EXERCISE TASK:
Copy out the entries below in full and exactly.

>> START EXTRACTED MATERIAL

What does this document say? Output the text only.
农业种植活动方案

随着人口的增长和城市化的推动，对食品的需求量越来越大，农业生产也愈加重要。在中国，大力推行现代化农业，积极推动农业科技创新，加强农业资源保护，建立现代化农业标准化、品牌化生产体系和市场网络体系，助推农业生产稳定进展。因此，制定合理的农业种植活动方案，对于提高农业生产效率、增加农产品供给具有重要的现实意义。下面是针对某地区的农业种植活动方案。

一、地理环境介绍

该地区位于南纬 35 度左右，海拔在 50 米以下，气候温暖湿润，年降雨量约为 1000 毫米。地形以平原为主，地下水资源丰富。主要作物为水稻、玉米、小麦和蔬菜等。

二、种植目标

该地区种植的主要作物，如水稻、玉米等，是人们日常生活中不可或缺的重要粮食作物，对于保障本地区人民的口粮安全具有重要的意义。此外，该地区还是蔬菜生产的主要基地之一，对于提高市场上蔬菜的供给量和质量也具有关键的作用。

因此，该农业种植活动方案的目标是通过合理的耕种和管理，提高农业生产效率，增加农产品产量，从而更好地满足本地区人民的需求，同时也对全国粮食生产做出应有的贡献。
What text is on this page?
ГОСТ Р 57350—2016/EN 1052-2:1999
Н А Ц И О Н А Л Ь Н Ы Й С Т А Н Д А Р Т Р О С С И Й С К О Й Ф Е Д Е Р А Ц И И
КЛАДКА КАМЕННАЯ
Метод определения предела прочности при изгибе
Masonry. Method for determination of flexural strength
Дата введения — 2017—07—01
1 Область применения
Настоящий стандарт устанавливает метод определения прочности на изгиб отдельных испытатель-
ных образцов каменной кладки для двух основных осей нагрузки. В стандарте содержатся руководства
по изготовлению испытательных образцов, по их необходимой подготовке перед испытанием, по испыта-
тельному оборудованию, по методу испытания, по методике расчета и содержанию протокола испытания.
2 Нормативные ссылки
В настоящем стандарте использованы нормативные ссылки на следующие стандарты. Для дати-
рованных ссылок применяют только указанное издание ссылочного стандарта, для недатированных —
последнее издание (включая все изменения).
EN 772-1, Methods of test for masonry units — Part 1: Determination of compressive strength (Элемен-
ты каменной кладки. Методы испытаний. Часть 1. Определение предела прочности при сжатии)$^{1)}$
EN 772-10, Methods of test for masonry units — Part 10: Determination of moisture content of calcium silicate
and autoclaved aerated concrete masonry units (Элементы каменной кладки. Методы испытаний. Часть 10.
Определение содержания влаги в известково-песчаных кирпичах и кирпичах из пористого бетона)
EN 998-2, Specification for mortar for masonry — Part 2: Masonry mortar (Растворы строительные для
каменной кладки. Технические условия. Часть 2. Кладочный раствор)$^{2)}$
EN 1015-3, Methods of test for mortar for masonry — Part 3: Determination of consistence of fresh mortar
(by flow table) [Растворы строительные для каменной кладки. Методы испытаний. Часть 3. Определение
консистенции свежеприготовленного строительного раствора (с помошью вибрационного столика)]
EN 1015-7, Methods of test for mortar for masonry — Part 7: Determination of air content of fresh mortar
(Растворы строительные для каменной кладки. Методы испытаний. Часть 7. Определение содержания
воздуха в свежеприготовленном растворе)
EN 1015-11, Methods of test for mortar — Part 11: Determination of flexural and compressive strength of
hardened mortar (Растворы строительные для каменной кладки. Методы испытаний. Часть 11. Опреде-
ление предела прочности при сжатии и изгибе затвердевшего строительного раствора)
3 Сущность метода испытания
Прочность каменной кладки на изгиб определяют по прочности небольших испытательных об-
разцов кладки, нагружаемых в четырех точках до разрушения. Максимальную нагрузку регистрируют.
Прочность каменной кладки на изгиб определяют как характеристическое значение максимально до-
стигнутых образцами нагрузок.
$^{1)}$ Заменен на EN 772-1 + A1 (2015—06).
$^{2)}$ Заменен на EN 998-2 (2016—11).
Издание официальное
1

>> END EXTRACTED MATERIAL

EXERCISE ANSWER:
What does this document say? Output the text only.
农业种植活动方案

随着人口的增长和城市化的推动，对食品的需求量越来越大，农业生产也愈加重要。在中国，大力推行现代化农业，积极推动农业科技创新，加强农业资源保护，建立现代化农业标准化、品牌化生产体系和市场网络体系，助推农业生产稳定进展。因此，制定合理的农业种植活动方案，对于提高农业生产效率、增加农产品供给具有重要的现实意义。下面是针对某地区的农业种植活动方案。

一、地理环境介绍

该地区位于南纬 35 度左右，海拔在 50 米以下，气候温暖湿润，年降雨量约为 1000 毫米。地形以平原为主，地下水资源丰富。主要作物为水稻、玉米、小麦和蔬菜等。

二、种植目标

该地区种植的主要作物，如水稻、玉米等，是人们日常生活中不可或缺的重要粮食作物，对于保障本地区人民的口粮安全具有重要的意义。此外，该地区还是蔬菜生产的主要基地之一，对于提高市场上蔬菜的供给量和质量也具有关键的作用。

因此，该农业种植活动方案的目标是通过合理的耕种和管理，提高农业生产效率，增加农产品产量，从而更好地满足本地区人民的需求，同时也对全国粮食生产做出应有的贡献。
What text is on this page?
ГОСТ Р 57350—2016/EN 1052-2:1999
Н А Ц И О Н А Л Ь Н Ы Й С Т А Н Д А Р Т Р О С С И Й С К О Й Ф Е Д Е Р А Ц И И
КЛАДКА КАМЕННАЯ
Метод определения предела прочности при изгибе
Masonry. Method for determination of flexural strength
Дата введения — 2017—07—01
1 Область применения
Настоящий стандарт устанавливает метод определения прочности на изгиб отдельных испытатель-
ных образцов каменной кладки для двух основных осей нагрузки. В стандарте содержатся руководства
по изготовлению испытательных образцов, по их необходимой подготовке перед испытанием, по испыта-
тельному оборудованию, по методу испытания, по методике расчета и содержанию протокола испытания.
2 Нормативные ссылки
В настоящем стандарте использованы нормативные ссылки на следующие стандарты. Для дати-
рованных ссылок применяют только указанное издание ссылочного стандарта, для недатированных —
последнее издание (включая все изменения).
EN 772-1, Methods of test for masonry units — Part 1: Determination of compressive strength (Элемен-
ты каменной кладки. Методы испытаний. Часть 1. Определение предела прочности при сжатии)$^{1)}$
EN 772-10, Methods of test for masonry units — Part 10: Determination of moisture content of calcium silicate
and autoclaved aerated concrete masonry units (Элементы каменной кладки. Методы испытаний. Часть 10.
Определение содержания влаги в известково-песчаных кирпичах и кирпичах из пористого бетона)
EN 998-2, Specification for mortar for masonry — Part 2: Masonry mortar (Растворы строительные для
каменной кладки. Технические условия. Часть 2. Кладочный раствор)$^{2)}$
EN 1015-3, Methods of test for mortar for masonry — Part 3: Determination of consistence of fresh mortar
(by flow table) [Растворы строительные для каменной кладки. Методы испытаний. Часть 3. Определение
консистенции свежеприготовленного строительного раствора (с помошью вибрационного столика)]
EN 1015-7, Methods of test for mortar for masonry — Part 7: Determination of air content of fresh mortar
(Растворы строительные для каменной кладки. Методы испытаний. Часть 7. Определение содержания
воздуха в свежеприготовленном растворе)
EN 1015-11, Methods of test for mortar — Part 11: Determination of flexural and compressive strength of
hardened mortar (Растворы строительные для каменной кладки. Методы испытаний. Часть 11. Опреде-
ление предела прочности при сжатии и изгибе затвердевшего строительного раствора)
3 Сущность метода испытания
Прочность каменной кладки на изгиб определяют по прочности небольших испытательных об-
разцов кладки, нагружаемых в четырех точках до разрушения. Максимальную нагрузку регистрируют.
Прочность каменной кладки на изгиб определяют как характеристическое значение максимально до-
стигнутых образцами нагрузок.
$^{1)}$ Заменен на EN 772-1 + A1 (2015—06).
$^{2)}$ Заменен на EN 998-2 (2016—11).
Издание официальное
1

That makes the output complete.